-- BEGIN EXERCISE DATA --
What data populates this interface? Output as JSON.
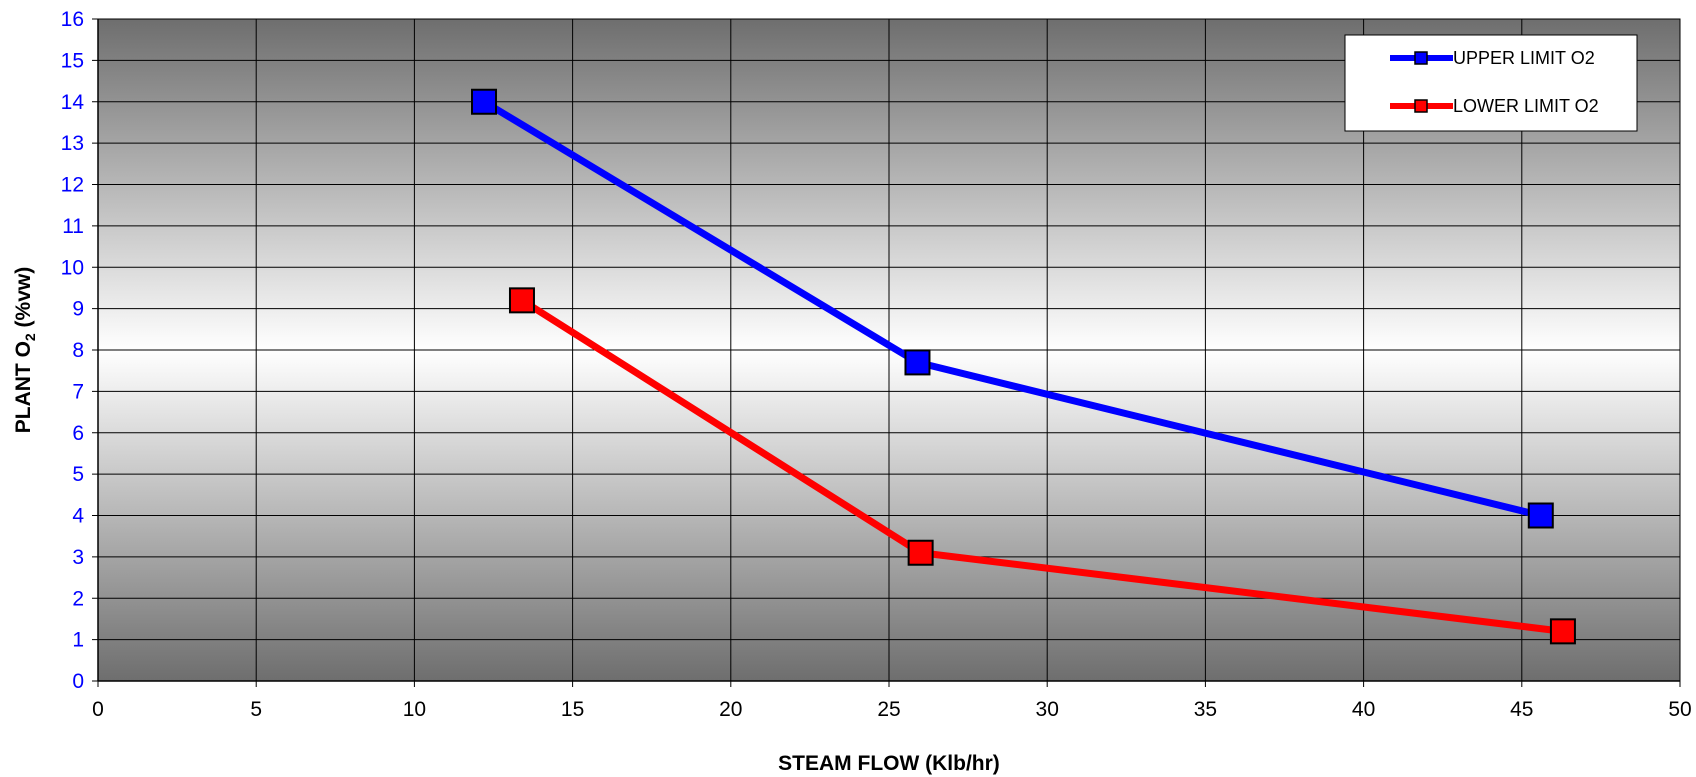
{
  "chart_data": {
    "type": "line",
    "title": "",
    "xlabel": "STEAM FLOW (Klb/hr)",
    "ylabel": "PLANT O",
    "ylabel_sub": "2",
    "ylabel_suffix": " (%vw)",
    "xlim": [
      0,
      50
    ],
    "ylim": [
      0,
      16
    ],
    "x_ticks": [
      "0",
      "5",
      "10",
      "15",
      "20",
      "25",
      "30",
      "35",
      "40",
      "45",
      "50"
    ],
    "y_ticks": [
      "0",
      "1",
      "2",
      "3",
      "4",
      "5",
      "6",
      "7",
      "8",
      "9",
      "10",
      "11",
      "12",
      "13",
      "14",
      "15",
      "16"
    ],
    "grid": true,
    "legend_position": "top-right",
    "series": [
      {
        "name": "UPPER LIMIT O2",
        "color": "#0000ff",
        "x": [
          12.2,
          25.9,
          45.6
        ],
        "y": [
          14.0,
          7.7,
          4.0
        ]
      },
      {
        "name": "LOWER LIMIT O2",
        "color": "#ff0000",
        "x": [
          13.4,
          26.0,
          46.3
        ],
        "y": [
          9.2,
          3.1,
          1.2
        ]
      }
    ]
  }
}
-- END EXERCISE DATA --
-- BEGIN EXERCISE DATA --
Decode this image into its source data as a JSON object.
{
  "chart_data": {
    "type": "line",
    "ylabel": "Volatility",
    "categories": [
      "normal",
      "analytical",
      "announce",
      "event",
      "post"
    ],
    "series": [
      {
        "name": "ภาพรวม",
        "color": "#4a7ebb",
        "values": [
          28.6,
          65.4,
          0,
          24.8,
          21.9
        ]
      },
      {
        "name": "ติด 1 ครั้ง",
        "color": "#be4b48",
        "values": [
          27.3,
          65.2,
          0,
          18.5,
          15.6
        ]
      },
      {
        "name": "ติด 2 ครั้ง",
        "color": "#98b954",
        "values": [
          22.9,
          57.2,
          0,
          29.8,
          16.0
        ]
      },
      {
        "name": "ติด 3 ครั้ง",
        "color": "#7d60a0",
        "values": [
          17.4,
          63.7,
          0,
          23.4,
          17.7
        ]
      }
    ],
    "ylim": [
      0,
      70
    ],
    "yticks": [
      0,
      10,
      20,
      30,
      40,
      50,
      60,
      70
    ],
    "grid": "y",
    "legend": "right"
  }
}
-- END EXERCISE DATA --
Using the listing above, locate the lines that hold "right" and copy each one.

- _TASK OUTPUT_
    "legend_position": "top-right",
    "legend": "right"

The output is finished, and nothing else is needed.